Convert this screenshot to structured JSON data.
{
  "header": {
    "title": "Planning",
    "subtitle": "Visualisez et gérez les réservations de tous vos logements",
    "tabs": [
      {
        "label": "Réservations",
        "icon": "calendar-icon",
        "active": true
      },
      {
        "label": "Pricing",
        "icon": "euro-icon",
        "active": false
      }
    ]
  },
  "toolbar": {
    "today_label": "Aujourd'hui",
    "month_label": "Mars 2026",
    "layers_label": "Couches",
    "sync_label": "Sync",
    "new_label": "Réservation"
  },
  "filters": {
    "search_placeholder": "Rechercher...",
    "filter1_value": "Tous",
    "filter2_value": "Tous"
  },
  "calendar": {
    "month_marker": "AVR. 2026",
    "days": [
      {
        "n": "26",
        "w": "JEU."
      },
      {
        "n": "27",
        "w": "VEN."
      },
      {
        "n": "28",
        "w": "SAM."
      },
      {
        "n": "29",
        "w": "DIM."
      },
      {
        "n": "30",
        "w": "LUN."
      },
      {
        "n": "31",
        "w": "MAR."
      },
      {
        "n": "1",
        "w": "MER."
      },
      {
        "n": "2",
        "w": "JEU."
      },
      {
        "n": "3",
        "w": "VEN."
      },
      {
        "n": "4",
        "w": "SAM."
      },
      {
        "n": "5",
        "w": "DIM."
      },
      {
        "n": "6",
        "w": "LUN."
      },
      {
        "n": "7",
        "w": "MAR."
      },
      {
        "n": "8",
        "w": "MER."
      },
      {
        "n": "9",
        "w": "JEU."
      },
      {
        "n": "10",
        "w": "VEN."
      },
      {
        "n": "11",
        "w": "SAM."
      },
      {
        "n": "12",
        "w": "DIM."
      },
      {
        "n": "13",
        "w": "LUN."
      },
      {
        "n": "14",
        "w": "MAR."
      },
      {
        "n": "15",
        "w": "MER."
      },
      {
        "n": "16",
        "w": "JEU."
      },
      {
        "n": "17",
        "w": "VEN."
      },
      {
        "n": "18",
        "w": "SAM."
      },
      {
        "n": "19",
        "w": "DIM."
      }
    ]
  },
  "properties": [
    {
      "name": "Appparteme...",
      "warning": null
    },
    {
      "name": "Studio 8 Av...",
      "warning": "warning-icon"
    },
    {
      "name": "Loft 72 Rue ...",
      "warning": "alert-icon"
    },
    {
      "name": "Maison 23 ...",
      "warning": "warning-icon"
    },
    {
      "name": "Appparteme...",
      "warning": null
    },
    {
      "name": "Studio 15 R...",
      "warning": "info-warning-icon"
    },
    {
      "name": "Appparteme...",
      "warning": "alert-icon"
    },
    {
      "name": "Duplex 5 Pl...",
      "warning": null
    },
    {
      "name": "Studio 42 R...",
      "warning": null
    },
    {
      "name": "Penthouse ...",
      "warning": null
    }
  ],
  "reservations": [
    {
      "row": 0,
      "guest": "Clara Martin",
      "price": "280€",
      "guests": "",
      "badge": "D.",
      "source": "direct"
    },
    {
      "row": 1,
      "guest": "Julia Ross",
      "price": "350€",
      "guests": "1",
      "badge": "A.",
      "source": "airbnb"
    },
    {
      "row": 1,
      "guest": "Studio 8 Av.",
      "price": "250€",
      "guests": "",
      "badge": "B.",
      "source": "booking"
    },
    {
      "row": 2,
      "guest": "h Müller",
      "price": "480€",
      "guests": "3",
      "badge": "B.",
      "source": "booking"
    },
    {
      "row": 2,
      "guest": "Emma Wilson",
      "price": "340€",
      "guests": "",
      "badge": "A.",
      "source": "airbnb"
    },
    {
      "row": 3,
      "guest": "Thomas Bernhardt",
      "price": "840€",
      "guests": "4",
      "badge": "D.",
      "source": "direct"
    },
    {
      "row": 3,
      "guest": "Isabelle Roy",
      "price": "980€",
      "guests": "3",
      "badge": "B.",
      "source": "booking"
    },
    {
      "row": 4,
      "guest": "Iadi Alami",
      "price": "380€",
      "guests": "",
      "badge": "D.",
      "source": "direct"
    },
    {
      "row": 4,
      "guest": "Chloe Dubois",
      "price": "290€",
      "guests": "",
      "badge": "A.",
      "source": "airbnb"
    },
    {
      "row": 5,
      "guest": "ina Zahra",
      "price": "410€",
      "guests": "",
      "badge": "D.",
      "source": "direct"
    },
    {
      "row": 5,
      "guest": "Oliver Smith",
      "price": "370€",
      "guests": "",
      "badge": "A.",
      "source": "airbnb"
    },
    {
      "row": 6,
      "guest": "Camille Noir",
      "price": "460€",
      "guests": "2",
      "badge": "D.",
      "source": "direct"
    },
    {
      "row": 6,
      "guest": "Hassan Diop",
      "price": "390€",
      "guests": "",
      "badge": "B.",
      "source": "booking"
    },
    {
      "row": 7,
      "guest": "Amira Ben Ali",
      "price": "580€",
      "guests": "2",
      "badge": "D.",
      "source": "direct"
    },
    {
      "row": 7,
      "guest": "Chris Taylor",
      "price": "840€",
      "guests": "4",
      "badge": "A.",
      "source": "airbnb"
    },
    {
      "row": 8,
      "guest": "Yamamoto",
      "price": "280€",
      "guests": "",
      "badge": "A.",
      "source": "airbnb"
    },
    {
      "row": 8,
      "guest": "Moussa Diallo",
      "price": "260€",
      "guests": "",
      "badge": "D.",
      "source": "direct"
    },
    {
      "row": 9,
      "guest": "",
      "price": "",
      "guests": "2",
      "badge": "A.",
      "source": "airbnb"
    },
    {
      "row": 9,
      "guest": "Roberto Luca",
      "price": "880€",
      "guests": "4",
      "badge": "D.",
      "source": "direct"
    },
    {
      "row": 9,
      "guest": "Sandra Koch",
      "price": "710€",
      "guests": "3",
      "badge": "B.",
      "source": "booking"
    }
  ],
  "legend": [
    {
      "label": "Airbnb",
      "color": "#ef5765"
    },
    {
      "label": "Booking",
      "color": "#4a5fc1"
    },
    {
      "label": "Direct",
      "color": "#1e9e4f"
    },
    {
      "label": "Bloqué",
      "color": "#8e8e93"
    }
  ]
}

────────

Exactly reproduce every line found in the records.

RESPONSE TO THIS EXERCISE →
Convert this screenshot to structured JSON data.
{
  "header": {
    "title": "Planning",
    "subtitle": "Visualisez et gérez les réservations de tous vos logements",
    "tabs": [
      {
        "label": "Réservations",
        "icon": "calendar-icon",
        "active": true
      },
      {
        "label": "Pricing",
        "icon": "euro-icon",
        "active": false
      }
    ]
  },
  "toolbar": {
    "today_label": "Aujourd'hui",
    "month_label": "Mars 2026",
    "layers_label": "Couches",
    "sync_label": "Sync",
    "new_label": "Réservation"
  },
  "filters": {
    "search_placeholder": "Rechercher...",
    "filter1_value": "Tous",
    "filter2_value": "Tous"
  },
  "calendar": {
    "month_marker": "AVR. 2026",
    "days": [
      {
        "n": "26",
        "w": "JEU."
      },
      {
        "n": "27",
        "w": "VEN."
      },
      {
        "n": "28",
        "w": "SAM."
      },
      {
        "n": "29",
        "w": "DIM."
      },
      {
        "n": "30",
        "w": "LUN."
      },
      {
        "n": "31",
        "w": "MAR."
      },
      {
        "n": "1",
        "w": "MER."
      },
      {
        "n": "2",
        "w": "JEU."
      },
      {
        "n": "3",
        "w": "VEN."
      },
      {
        "n": "4",
        "w": "SAM."
      },
      {
        "n": "5",
        "w": "DIM."
      },
      {
        "n": "6",
        "w": "LUN."
      },
      {
        "n": "7",
        "w": "MAR."
      },
      {
        "n": "8",
        "w": "MER."
      },
      {
        "n": "9",
        "w": "JEU."
      },
      {
        "n": "10",
        "w": "VEN."
      },
      {
        "n": "11",
        "w": "SAM."
      },
      {
        "n": "12",
        "w": "DIM."
      },
      {
        "n": "13",
        "w": "LUN."
      },
      {
        "n": "14",
        "w": "MAR."
      },
      {
        "n": "15",
        "w": "MER."
      },
      {
        "n": "16",
        "w": "JEU."
      },
      {
        "n": "17",
        "w": "VEN."
      },
      {
        "n": "18",
        "w": "SAM."
      },
      {
        "n": "19",
        "w": "DIM."
      }
    ]
  },
  "properties": [
    {
      "name": "Appparteme...",
      "warning": null
    },
    {
      "name": "Studio 8 Av...",
      "warning": "warning-icon"
    },
    {
      "name": "Loft 72 Rue ...",
      "warning": "alert-icon"
    },
    {
      "name": "Maison 23 ...",
      "warning": "warning-icon"
    },
    {
      "name": "Appparteme...",
      "warning": null
    },
    {
      "name": "Studio 15 R...",
      "warning": "info-warning-icon"
    },
    {
      "name": "Appparteme...",
      "warning": "alert-icon"
    },
    {
      "name": "Duplex 5 Pl...",
      "warning": null
    },
    {
      "name": "Studio 42 R...",
      "warning": null
    },
    {
      "name": "Penthouse ...",
      "warning": null
    }
  ],
  "reservations": [
    {
      "row": 0,
      "guest": "Clara Martin",
      "price": "280€",
      "guests": "",
      "badge": "D.",
      "source": "direct"
    },
    {
      "row": 1,
      "guest": "Julia Ross",
      "price": "350€",
      "guests": "1",
      "badge": "A.",
      "source": "airbnb"
    },
    {
      "row": 1,
      "guest": "Studio 8 Av.",
      "price": "250€",
      "guests": "",
      "badge": "B.",
      "source": "booking"
    },
    {
      "row": 2,
      "guest": "h Müller",
      "price": "480€",
      "guests": "3",
      "badge": "B.",
      "source": "booking"
    },
    {
      "row": 2,
      "guest": "Emma Wilson",
      "price": "340€",
      "guests": "",
      "badge": "A.",
      "source": "airbnb"
    },
    {
      "row": 3,
      "guest": "Thomas Bernhardt",
      "price": "840€",
      "guests": "4",
      "badge": "D.",
      "source": "direct"
    },
    {
      "row": 3,
      "guest": "Isabelle Roy",
      "price": "980€",
      "guests": "3",
      "badge": "B.",
      "source": "booking"
    },
    {
      "row": 4,
      "guest": "Iadi Alami",
      "price": "380€",
      "guests": "",
      "badge": "D.",
      "source": "direct"
    },
    {
      "row": 4,
      "guest": "Chloe Dubois",
      "price": "290€",
      "guests": "",
      "badge": "A.",
      "source": "airbnb"
    },
    {
      "row": 5,
      "guest": "ina Zahra",
      "price": "410€",
      "guests": "",
      "badge": "D.",
      "source": "direct"
    },
    {
      "row": 5,
      "guest": "Oliver Smith",
      "price": "370€",
      "guests": "",
      "badge": "A.",
      "source": "airbnb"
    },
    {
      "row": 6,
      "guest": "Camille Noir",
      "price": "460€",
      "guests": "2",
      "badge": "D.",
      "source": "direct"
    },
    {
      "row": 6,
      "guest": "Hassan Diop",
      "price": "390€",
      "guests": "",
      "badge": "B.",
      "source": "booking"
    },
    {
      "row": 7,
      "guest": "Amira Ben Ali",
      "price": "580€",
      "guests": "2",
      "badge": "D.",
      "source": "direct"
    },
    {
      "row": 7,
      "guest": "Chris Taylor",
      "price": "840€",
      "guests": "4",
      "badge": "A.",
      "source": "airbnb"
    },
    {
      "row": 8,
      "guest": "Yamamoto",
      "price": "280€",
      "guests": "",
      "badge": "A.",
      "source": "airbnb"
    },
    {
      "row": 8,
      "guest": "Moussa Diallo",
      "price": "260€",
      "guests": "",
      "badge": "D.",
      "source": "direct"
    },
    {
      "row": 9,
      "guest": "",
      "price": "",
      "guests": "2",
      "badge": "A.",
      "source": "airbnb"
    },
    {
      "row": 9,
      "guest": "Roberto Luca",
      "price": "880€",
      "guests": "4",
      "badge": "D.",
      "source": "direct"
    },
    {
      "row": 9,
      "guest": "Sandra Koch",
      "price": "710€",
      "guests": "3",
      "badge": "B.",
      "source": "booking"
    }
  ],
  "legend": [
    {
      "label": "Airbnb",
      "color": "#ef5765"
    },
    {
      "label": "Booking",
      "color": "#4a5fc1"
    },
    {
      "label": "Direct",
      "color": "#1e9e4f"
    },
    {
      "label": "Bloqué",
      "color": "#8e8e93"
    }
  ]
}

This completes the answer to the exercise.